### BRIEF:
Will you transcribe all the entries word for word, skipping the pictures they hold?

### DATA RECORDS:

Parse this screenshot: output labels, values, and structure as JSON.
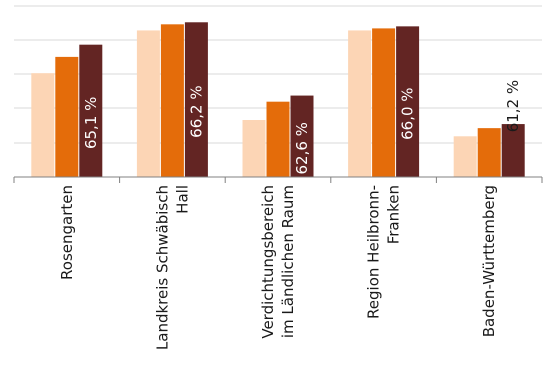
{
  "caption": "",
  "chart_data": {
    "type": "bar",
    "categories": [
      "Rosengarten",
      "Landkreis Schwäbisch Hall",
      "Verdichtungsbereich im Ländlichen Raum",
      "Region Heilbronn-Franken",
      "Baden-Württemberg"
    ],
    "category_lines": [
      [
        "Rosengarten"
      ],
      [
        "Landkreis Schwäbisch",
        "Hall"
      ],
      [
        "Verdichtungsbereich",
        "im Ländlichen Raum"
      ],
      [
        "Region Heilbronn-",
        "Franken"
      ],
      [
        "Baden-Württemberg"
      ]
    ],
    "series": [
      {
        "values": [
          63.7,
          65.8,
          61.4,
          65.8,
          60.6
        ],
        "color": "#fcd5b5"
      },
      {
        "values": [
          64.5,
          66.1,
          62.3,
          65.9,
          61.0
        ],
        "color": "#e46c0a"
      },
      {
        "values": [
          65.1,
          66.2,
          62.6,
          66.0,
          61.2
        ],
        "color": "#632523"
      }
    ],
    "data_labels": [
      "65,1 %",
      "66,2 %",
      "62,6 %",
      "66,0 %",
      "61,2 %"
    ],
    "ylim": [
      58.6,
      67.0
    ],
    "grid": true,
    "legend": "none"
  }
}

### ANSWER TO THE TASK:
Parse this screenshot: output labels, values, and structure as JSON.
{
  "caption": "",
  "chart_data": {
    "type": "bar",
    "categories": [
      "Rosengarten",
      "Landkreis Schwäbisch Hall",
      "Verdichtungsbereich im Ländlichen Raum",
      "Region Heilbronn-Franken",
      "Baden-Württemberg"
    ],
    "category_lines": [
      [
        "Rosengarten"
      ],
      [
        "Landkreis Schwäbisch",
        "Hall"
      ],
      [
        "Verdichtungsbereich",
        "im Ländlichen Raum"
      ],
      [
        "Region Heilbronn-",
        "Franken"
      ],
      [
        "Baden-Württemberg"
      ]
    ],
    "series": [
      {
        "values": [
          63.7,
          65.8,
          61.4,
          65.8,
          60.6
        ],
        "color": "#fcd5b5"
      },
      {
        "values": [
          64.5,
          66.1,
          62.3,
          65.9,
          61.0
        ],
        "color": "#e46c0a"
      },
      {
        "values": [
          65.1,
          66.2,
          62.6,
          66.0,
          61.2
        ],
        "color": "#632523"
      }
    ],
    "data_labels": [
      "65,1 %",
      "66,2 %",
      "62,6 %",
      "66,0 %",
      "61,2 %"
    ],
    "ylim": [
      58.6,
      67.0
    ],
    "grid": true,
    "legend": "none"
  }
}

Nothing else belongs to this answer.